INFORMATION PROVIDED:

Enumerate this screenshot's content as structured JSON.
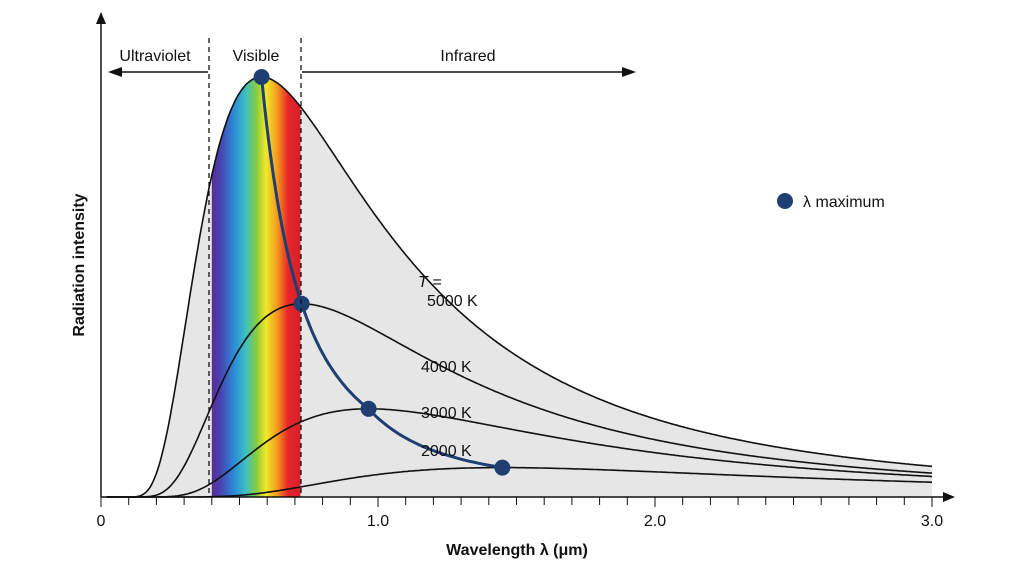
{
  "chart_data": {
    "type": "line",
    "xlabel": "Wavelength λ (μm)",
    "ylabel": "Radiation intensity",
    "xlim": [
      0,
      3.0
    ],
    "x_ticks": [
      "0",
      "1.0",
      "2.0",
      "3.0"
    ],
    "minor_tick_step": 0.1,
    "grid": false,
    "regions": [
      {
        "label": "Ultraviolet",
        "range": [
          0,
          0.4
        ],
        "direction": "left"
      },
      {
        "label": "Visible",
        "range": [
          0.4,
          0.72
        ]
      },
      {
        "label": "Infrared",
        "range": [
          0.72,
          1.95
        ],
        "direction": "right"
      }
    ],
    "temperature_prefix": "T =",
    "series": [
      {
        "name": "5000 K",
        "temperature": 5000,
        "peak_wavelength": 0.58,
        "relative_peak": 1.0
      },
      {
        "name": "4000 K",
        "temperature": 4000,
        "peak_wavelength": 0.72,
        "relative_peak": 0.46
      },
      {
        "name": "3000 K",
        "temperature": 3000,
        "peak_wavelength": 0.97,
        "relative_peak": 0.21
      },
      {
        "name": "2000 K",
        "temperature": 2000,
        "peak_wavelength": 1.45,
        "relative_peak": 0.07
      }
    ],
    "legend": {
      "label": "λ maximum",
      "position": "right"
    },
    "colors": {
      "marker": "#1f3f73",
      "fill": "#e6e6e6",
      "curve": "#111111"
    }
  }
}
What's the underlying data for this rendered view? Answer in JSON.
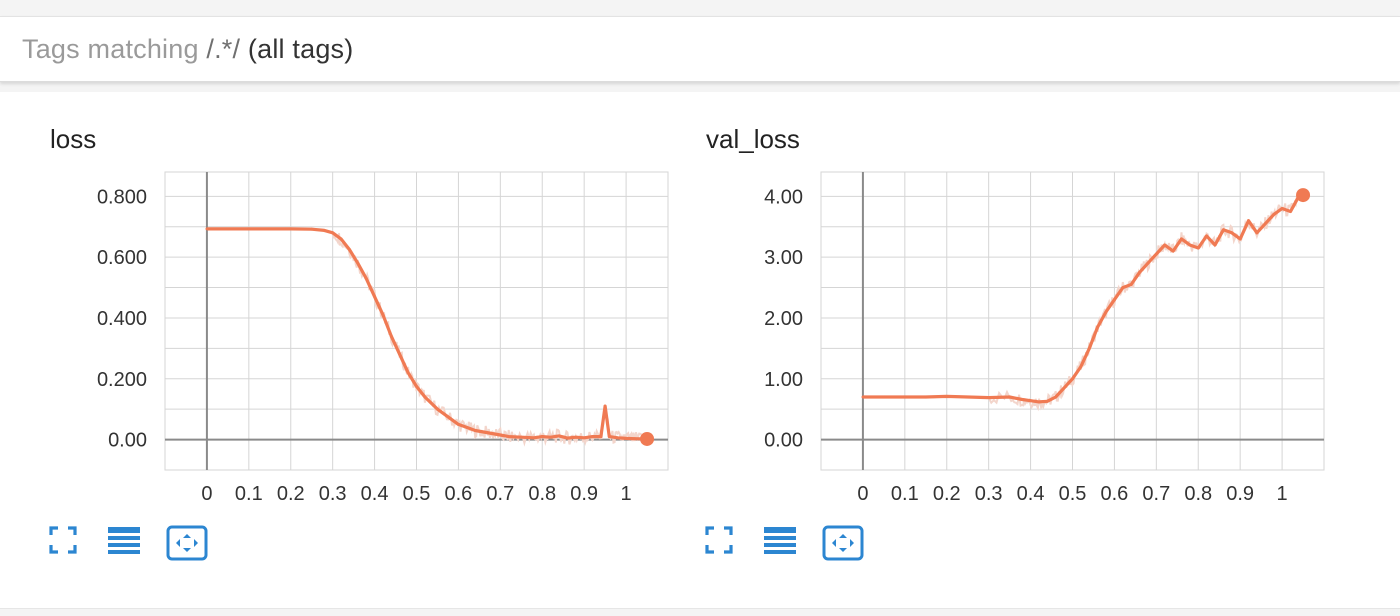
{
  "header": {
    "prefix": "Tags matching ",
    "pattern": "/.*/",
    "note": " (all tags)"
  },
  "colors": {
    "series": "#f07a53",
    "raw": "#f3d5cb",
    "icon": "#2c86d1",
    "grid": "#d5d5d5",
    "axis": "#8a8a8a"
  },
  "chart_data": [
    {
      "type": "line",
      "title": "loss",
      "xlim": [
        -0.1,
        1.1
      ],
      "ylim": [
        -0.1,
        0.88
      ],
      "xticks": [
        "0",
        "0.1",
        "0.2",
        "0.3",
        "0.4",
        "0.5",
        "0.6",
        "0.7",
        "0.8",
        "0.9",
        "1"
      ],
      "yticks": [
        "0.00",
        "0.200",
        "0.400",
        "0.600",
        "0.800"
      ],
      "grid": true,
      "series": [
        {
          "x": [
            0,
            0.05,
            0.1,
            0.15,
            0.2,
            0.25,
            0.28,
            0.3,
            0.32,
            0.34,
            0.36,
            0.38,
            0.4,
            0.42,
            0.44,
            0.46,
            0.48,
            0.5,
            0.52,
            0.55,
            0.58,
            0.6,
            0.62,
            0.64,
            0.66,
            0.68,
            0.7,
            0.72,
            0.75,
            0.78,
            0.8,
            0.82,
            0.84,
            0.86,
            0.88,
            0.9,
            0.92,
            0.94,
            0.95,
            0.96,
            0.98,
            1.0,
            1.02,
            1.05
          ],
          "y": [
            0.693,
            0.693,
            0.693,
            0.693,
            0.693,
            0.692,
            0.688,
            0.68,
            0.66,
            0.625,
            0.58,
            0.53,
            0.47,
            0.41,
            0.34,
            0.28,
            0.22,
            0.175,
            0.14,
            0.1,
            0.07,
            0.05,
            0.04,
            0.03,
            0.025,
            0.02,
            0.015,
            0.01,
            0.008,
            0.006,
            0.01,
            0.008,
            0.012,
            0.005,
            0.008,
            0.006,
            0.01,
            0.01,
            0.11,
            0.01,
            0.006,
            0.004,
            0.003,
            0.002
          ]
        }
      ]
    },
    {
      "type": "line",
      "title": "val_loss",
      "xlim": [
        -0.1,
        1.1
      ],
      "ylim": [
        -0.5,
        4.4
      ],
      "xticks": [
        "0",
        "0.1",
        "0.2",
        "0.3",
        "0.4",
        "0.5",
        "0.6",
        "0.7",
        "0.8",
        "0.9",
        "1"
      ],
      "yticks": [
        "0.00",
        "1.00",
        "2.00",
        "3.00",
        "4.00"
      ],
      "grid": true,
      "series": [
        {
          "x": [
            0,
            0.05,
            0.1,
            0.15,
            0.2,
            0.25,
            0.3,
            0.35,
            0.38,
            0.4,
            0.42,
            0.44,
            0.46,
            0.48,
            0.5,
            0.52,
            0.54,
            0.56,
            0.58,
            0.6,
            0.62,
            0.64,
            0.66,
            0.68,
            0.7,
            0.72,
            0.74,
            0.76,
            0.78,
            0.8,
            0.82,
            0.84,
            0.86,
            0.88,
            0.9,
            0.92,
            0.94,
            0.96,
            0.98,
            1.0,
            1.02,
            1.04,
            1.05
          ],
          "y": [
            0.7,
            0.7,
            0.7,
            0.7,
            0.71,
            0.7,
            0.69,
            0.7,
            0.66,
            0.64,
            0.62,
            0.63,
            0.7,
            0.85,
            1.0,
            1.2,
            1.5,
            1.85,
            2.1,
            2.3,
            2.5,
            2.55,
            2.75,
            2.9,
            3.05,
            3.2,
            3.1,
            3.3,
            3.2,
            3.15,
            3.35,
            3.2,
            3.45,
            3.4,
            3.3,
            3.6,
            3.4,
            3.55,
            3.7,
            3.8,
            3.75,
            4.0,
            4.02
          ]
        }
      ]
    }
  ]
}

AIM: Reproduce every line precisely as given, omitting all pictures.

SOLUTION BELOW:
Enumerate this screenshot's content as structured JSON.
{
  "chart_data": {
    "type": "line",
    "xlabel": "Wavelength λ (μm)",
    "ylabel": "Radiation intensity",
    "xlim": [
      0,
      3.0
    ],
    "x_ticks": [
      "0",
      "1.0",
      "2.0",
      "3.0"
    ],
    "minor_tick_step": 0.1,
    "grid": false,
    "regions": [
      {
        "label": "Ultraviolet",
        "range": [
          0,
          0.4
        ],
        "direction": "left"
      },
      {
        "label": "Visible",
        "range": [
          0.4,
          0.72
        ]
      },
      {
        "label": "Infrared",
        "range": [
          0.72,
          1.95
        ],
        "direction": "right"
      }
    ],
    "temperature_prefix": "T =",
    "series": [
      {
        "name": "5000 K",
        "temperature": 5000,
        "peak_wavelength": 0.58,
        "relative_peak": 1.0
      },
      {
        "name": "4000 K",
        "temperature": 4000,
        "peak_wavelength": 0.72,
        "relative_peak": 0.46
      },
      {
        "name": "3000 K",
        "temperature": 3000,
        "peak_wavelength": 0.97,
        "relative_peak": 0.21
      },
      {
        "name": "2000 K",
        "temperature": 2000,
        "peak_wavelength": 1.45,
        "relative_peak": 0.07
      }
    ],
    "legend": {
      "label": "λ maximum",
      "position": "right"
    },
    "colors": {
      "marker": "#1f3f73",
      "fill": "#e6e6e6",
      "curve": "#111111"
    }
  }
}
What's the underlying data for this rendered view? Answer in JSON.
{
  "header": {
    "prefix": "Tags matching ",
    "pattern": "/.*/",
    "note": " (all tags)"
  },
  "colors": {
    "series": "#f07a53",
    "raw": "#f3d5cb",
    "icon": "#2c86d1",
    "grid": "#d5d5d5",
    "axis": "#8a8a8a"
  },
  "chart_data": [
    {
      "type": "line",
      "title": "loss",
      "xlim": [
        -0.1,
        1.1
      ],
      "ylim": [
        -0.1,
        0.88
      ],
      "xticks": [
        "0",
        "0.1",
        "0.2",
        "0.3",
        "0.4",
        "0.5",
        "0.6",
        "0.7",
        "0.8",
        "0.9",
        "1"
      ],
      "yticks": [
        "0.00",
        "0.200",
        "0.400",
        "0.600",
        "0.800"
      ],
      "grid": true,
      "series": [
        {
          "x": [
            0,
            0.05,
            0.1,
            0.15,
            0.2,
            0.25,
            0.28,
            0.3,
            0.32,
            0.34,
            0.36,
            0.38,
            0.4,
            0.42,
            0.44,
            0.46,
            0.48,
            0.5,
            0.52,
            0.55,
            0.58,
            0.6,
            0.62,
            0.64,
            0.66,
            0.68,
            0.7,
            0.72,
            0.75,
            0.78,
            0.8,
            0.82,
            0.84,
            0.86,
            0.88,
            0.9,
            0.92,
            0.94,
            0.95,
            0.96,
            0.98,
            1.0,
            1.02,
            1.05
          ],
          "y": [
            0.693,
            0.693,
            0.693,
            0.693,
            0.693,
            0.692,
            0.688,
            0.68,
            0.66,
            0.625,
            0.58,
            0.53,
            0.47,
            0.41,
            0.34,
            0.28,
            0.22,
            0.175,
            0.14,
            0.1,
            0.07,
            0.05,
            0.04,
            0.03,
            0.025,
            0.02,
            0.015,
            0.01,
            0.008,
            0.006,
            0.01,
            0.008,
            0.012,
            0.005,
            0.008,
            0.006,
            0.01,
            0.01,
            0.11,
            0.01,
            0.006,
            0.004,
            0.003,
            0.002
          ]
        }
      ]
    },
    {
      "type": "line",
      "title": "val_loss",
      "xlim": [
        -0.1,
        1.1
      ],
      "ylim": [
        -0.5,
        4.4
      ],
      "xticks": [
        "0",
        "0.1",
        "0.2",
        "0.3",
        "0.4",
        "0.5",
        "0.6",
        "0.7",
        "0.8",
        "0.9",
        "1"
      ],
      "yticks": [
        "0.00",
        "1.00",
        "2.00",
        "3.00",
        "4.00"
      ],
      "grid": true,
      "series": [
        {
          "x": [
            0,
            0.05,
            0.1,
            0.15,
            0.2,
            0.25,
            0.3,
            0.35,
            0.38,
            0.4,
            0.42,
            0.44,
            0.46,
            0.48,
            0.5,
            0.52,
            0.54,
            0.56,
            0.58,
            0.6,
            0.62,
            0.64,
            0.66,
            0.68,
            0.7,
            0.72,
            0.74,
            0.76,
            0.78,
            0.8,
            0.82,
            0.84,
            0.86,
            0.88,
            0.9,
            0.92,
            0.94,
            0.96,
            0.98,
            1.0,
            1.02,
            1.04,
            1.05
          ],
          "y": [
            0.7,
            0.7,
            0.7,
            0.7,
            0.71,
            0.7,
            0.69,
            0.7,
            0.66,
            0.64,
            0.62,
            0.63,
            0.7,
            0.85,
            1.0,
            1.2,
            1.5,
            1.85,
            2.1,
            2.3,
            2.5,
            2.55,
            2.75,
            2.9,
            3.05,
            3.2,
            3.1,
            3.3,
            3.2,
            3.15,
            3.35,
            3.2,
            3.45,
            3.4,
            3.3,
            3.6,
            3.4,
            3.55,
            3.7,
            3.8,
            3.75,
            4.0,
            4.02
          ]
        }
      ]
    }
  ]
}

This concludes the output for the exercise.